| TASK PROMPT |
Copy out the records in full, word for word, without pictures.
╭─ RECORDS PROVIDED
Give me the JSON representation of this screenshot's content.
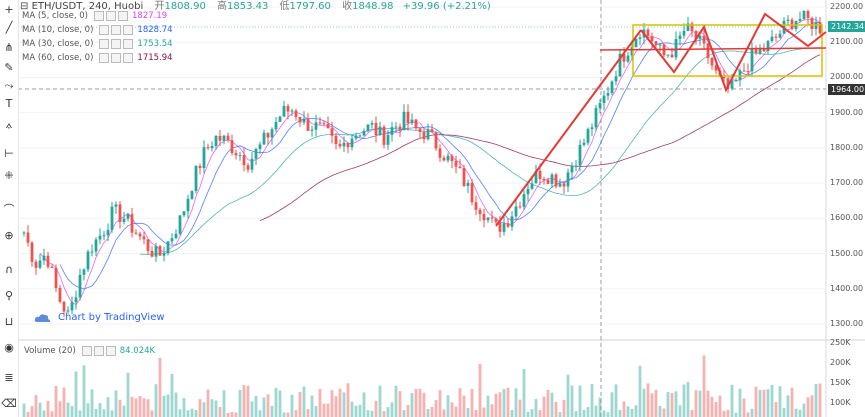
{
  "header": {
    "symbol": "ETH/USDT, 240, Huobi",
    "open_label": "开",
    "open": "1808.90",
    "high_label": "高",
    "high": "1853.43",
    "low_label": "低",
    "low": "1797.60",
    "close_label": "收",
    "close": "1848.98",
    "change": "+39.96 (+2.21%)"
  },
  "indicators": [
    {
      "name": "MA (5, close, 0)",
      "value": "1827.19",
      "color": "#e040fb"
    },
    {
      "name": "MA (10, close, 0)",
      "value": "1828.74",
      "color": "#2962ff"
    },
    {
      "name": "MA (30, close, 0)",
      "value": "1753.54",
      "color": "#26a69a"
    },
    {
      "name": "MA (60, close, 0)",
      "value": "1715.94",
      "color": "#880e4f"
    }
  ],
  "watermark": "Chart by TradingView",
  "volume": {
    "label": "Volume (20)",
    "value": "84.024K"
  },
  "price_tags": {
    "last": "2142.34",
    "crosshair": "1964.00"
  },
  "colors": {
    "up": "#26a69a",
    "down": "#ef5350",
    "box": "#d4c400",
    "pattern": "#e53935"
  },
  "chart_data": {
    "type": "candlestick",
    "y_ticks": [
      "2200.00",
      "2100.00",
      "2000.00",
      "1900.00",
      "1800.00",
      "1700.00",
      "1600.00",
      "1500.00",
      "1400.00",
      "1300.00"
    ],
    "volume_ticks": [
      "250K",
      "200K",
      "150K",
      "100K"
    ],
    "ylim": [
      1260,
      2220
    ],
    "close_path": [
      1560,
      1470,
      1500,
      1380,
      1320,
      1440,
      1520,
      1560,
      1620,
      1600,
      1560,
      1520,
      1490,
      1540,
      1600,
      1700,
      1780,
      1830,
      1820,
      1790,
      1760,
      1800,
      1850,
      1900,
      1910,
      1870,
      1860,
      1840,
      1790,
      1830,
      1850,
      1860,
      1830,
      1860,
      1880,
      1850,
      1840,
      1800,
      1760,
      1720,
      1660,
      1620,
      1570,
      1590,
      1640,
      1700,
      1730,
      1720,
      1700,
      1760,
      1820,
      1890,
      1960,
      2040,
      2090,
      2140,
      2110,
      2060,
      2080,
      2140,
      2110,
      2060,
      1990,
      1960,
      2010,
      2060,
      2080,
      2110,
      2150,
      2170,
      2160,
      2142
    ]
  }
}
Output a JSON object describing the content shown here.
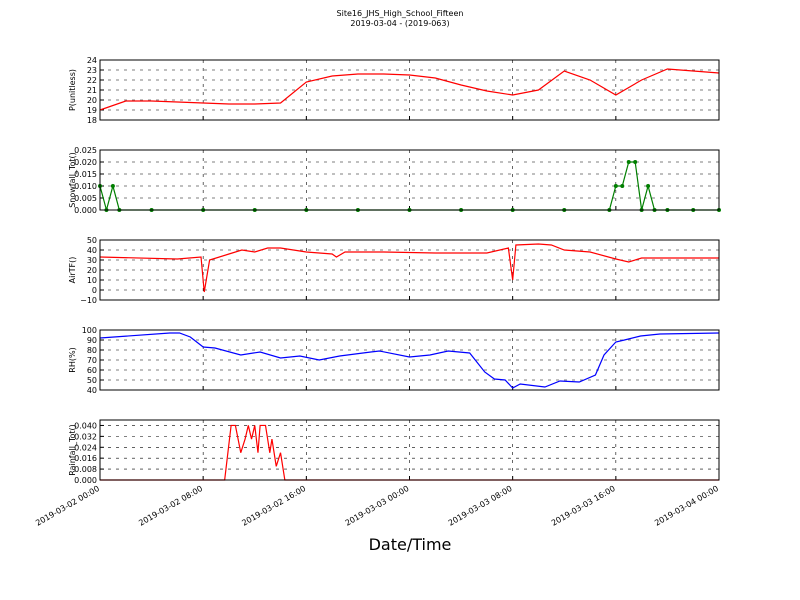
╰─
| FULL ANSWER |
Give me the JSON representation of this screenshot's content.
{
  "header": {
    "symbol": "ETH/USDT, 240, Huobi",
    "open_label": "开",
    "open": "1808.90",
    "high_label": "高",
    "high": "1853.43",
    "low_label": "低",
    "low": "1797.60",
    "close_label": "收",
    "close": "1848.98",
    "change": "+39.96 (+2.21%)"
  },
  "indicators": [
    {
      "name": "MA (5, close, 0)",
      "value": "1827.19",
      "color": "#e040fb"
    },
    {
      "name": "MA (10, close, 0)",
      "value": "1828.74",
      "color": "#2962ff"
    },
    {
      "name": "MA (30, close, 0)",
      "value": "1753.54",
      "color": "#26a69a"
    },
    {
      "name": "MA (60, close, 0)",
      "value": "1715.94",
      "color": "#880e4f"
    }
  ],
  "watermark": "Chart by TradingView",
  "volume": {
    "label": "Volume (20)",
    "value": "84.024K"
  },
  "price_tags": {
    "last": "2142.34",
    "crosshair": "1964.00"
  },
  "colors": {
    "up": "#26a69a",
    "down": "#ef5350",
    "box": "#d4c400",
    "pattern": "#e53935"
  },
  "chart_data": {
    "type": "candlestick",
    "y_ticks": [
      "2200.00",
      "2100.00",
      "2000.00",
      "1900.00",
      "1800.00",
      "1700.00",
      "1600.00",
      "1500.00",
      "1400.00",
      "1300.00"
    ],
    "volume_ticks": [
      "250K",
      "200K",
      "150K",
      "100K"
    ],
    "ylim": [
      1260,
      2220
    ],
    "close_path": [
      1560,
      1470,
      1500,
      1380,
      1320,
      1440,
      1520,
      1560,
      1620,
      1600,
      1560,
      1520,
      1490,
      1540,
      1600,
      1700,
      1780,
      1830,
      1820,
      1790,
      1760,
      1800,
      1850,
      1900,
      1910,
      1870,
      1860,
      1840,
      1790,
      1830,
      1850,
      1860,
      1830,
      1860,
      1880,
      1850,
      1840,
      1800,
      1760,
      1720,
      1660,
      1620,
      1570,
      1590,
      1640,
      1700,
      1730,
      1720,
      1700,
      1760,
      1820,
      1890,
      1960,
      2040,
      2090,
      2140,
      2110,
      2060,
      2080,
      2140,
      2110,
      2060,
      1990,
      1960,
      2010,
      2060,
      2080,
      2110,
      2150,
      2170,
      2160,
      2142
    ]
  }
}
Output a JSON object describing the content shown here.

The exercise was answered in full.